● **What the task requires**:
Without including any images, repeat the data exactly.

[start Stored data]

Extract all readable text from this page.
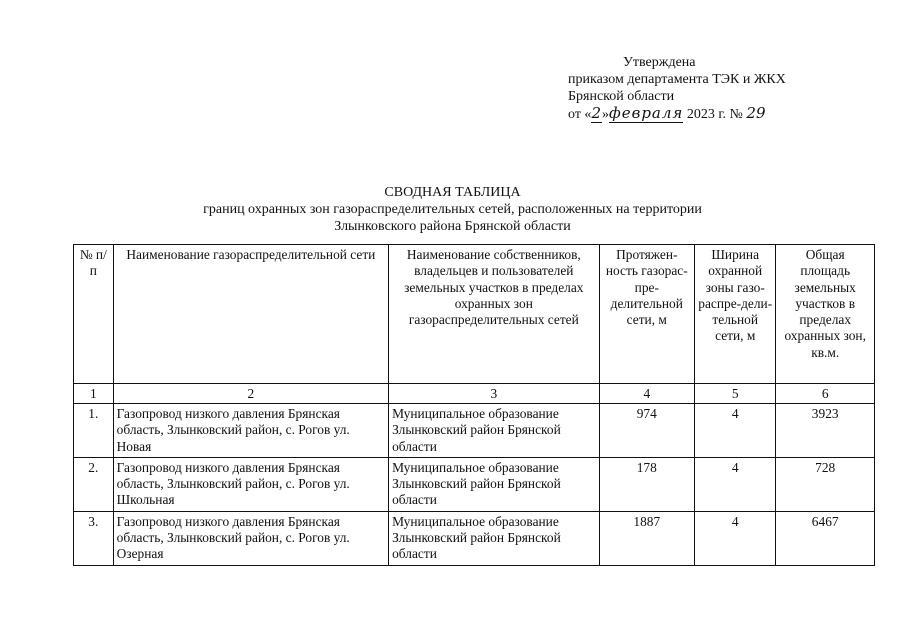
Утверждена
приказом департамента ТЭК и ЖКХ
Брянской области
от «2»февраля 2023 г. № 29
СВОДНАЯ ТАБЛИЦА
границ охранных зон газораспределительных сетей, расположенных на территории
Злынковского района Брянской области
№ п/п	Наименование газораспределительной сети	Наименование собственников, владельцев и пользователей земельных участков в пределах охранных зон газораспределительных сетей	Протяжен-ность газорас-пре-делительной сети, м	Ширина охранной зоны газо-распре-дели-тельной сети, м	Общая площадь земельных участков в пределах охранных зон, кв.м.
1	2	3	4	5	6
1.	Газопровод низкого давления Брянская область, Злынковский район, с. Рогов ул. Новая	Муниципальное образование Злынковский район Брянской области	974	4	3923
2.	Газопровод низкого давления Брянская область, Злынковский район, с. Рогов ул. Школьная	Муниципальное образование Злынковский район Брянской области	178	4	728
3.	Газопровод низкого давления Брянская область, Злынковский район, с. Рогов ул. Озерная	Муниципальное образование Злынковский район Брянской области	1887	4	6467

[end Stored data]

● **Solution for this problem**:
Extract all readable text from this page.
Утверждена
приказом департамента ТЭК и ЖКХ
Брянской области
от «2»февраля 2023 г. № 29
СВОДНАЯ ТАБЛИЦА
границ охранных зон газораспределительных сетей, расположенных на территории
Злынковского района Брянской области
№ п/п	Наименование газораспределительной сети	Наименование собственников, владельцев и пользователей земельных участков в пределах охранных зон газораспределительных сетей	Протяжен-ность газорас-пре-делительной сети, м	Ширина охранной зоны газо-распре-дели-тельной сети, м	Общая площадь земельных участков в пределах охранных зон, кв.м.
1	2	3	4	5	6
1.	Газопровод низкого давления Брянская область, Злынковский район, с. Рогов ул. Новая	Муниципальное образование Злынковский район Брянской области	974	4	3923
2.	Газопровод низкого давления Брянская область, Злынковский район, с. Рогов ул. Школьная	Муниципальное образование Злынковский район Брянской области	178	4	728
3.	Газопровод низкого давления Брянская область, Злынковский район, с. Рогов ул. Озерная	Муниципальное образование Злынковский район Брянской области	1887	4	6467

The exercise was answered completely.